Take the line that contains "What does this" and every line after it in the material below, and quote them exactly.

**Records for this task:**
┌──

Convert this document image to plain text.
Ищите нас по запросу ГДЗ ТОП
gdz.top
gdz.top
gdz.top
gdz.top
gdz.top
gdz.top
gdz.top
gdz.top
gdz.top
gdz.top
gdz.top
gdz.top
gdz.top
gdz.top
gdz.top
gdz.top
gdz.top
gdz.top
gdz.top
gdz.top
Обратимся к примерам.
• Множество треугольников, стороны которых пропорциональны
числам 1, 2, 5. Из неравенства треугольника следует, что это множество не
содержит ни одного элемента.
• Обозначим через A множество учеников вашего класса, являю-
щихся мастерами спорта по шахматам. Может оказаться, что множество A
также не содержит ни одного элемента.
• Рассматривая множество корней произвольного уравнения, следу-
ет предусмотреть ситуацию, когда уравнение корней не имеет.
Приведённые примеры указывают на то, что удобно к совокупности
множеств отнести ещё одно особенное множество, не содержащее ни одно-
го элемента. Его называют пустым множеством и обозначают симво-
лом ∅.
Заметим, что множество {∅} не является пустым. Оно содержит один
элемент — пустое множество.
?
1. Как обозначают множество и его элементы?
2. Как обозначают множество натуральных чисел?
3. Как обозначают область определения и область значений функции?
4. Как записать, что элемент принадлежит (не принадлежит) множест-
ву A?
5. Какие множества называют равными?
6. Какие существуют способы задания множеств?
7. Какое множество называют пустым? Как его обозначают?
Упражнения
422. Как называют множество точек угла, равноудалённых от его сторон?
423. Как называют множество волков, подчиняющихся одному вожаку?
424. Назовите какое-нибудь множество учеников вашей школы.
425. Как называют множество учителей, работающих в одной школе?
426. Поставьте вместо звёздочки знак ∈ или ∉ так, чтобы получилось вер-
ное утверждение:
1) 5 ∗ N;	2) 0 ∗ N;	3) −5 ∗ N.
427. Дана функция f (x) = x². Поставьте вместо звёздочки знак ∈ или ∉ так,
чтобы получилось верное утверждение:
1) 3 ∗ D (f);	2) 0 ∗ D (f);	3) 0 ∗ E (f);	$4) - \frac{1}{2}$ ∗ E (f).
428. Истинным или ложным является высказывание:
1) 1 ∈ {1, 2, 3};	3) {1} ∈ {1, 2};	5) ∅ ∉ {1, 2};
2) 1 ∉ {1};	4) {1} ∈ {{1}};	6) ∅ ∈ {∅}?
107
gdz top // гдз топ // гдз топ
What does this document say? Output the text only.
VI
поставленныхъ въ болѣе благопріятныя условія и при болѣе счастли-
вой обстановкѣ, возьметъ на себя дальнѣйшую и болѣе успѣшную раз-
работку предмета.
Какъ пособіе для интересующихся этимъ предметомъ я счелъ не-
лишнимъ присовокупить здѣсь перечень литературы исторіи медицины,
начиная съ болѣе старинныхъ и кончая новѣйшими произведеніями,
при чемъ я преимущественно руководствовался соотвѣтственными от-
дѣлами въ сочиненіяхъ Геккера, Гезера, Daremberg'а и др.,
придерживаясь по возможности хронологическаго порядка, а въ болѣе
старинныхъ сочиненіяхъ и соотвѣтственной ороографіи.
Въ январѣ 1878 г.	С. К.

└──

**Reply:**
What does this document say? Output the text only.
VI
поставленныхъ въ болѣе благопріятныя условія и при болѣе счастли-
вой обстановкѣ, возьметъ на себя дальнѣйшую и болѣе успѣшную раз-
работку предмета.
Какъ пособіе для интересующихся этимъ предметомъ я счелъ не-
лишнимъ присовокупить здѣсь перечень литературы исторіи медицины,
начиная съ болѣе старинныхъ и кончая новѣйшими произведеніями,
при чемъ я преимущественно руководствовался соотвѣтственными от-
дѣлами въ сочиненіяхъ Геккера, Гезера, Daremberg'а и др.,
придерживаясь по возможности хронологическаго порядка, а въ болѣе
старинныхъ сочиненіяхъ и соотвѣтственной ороографіи.
Въ январѣ 1878 г.	С. К.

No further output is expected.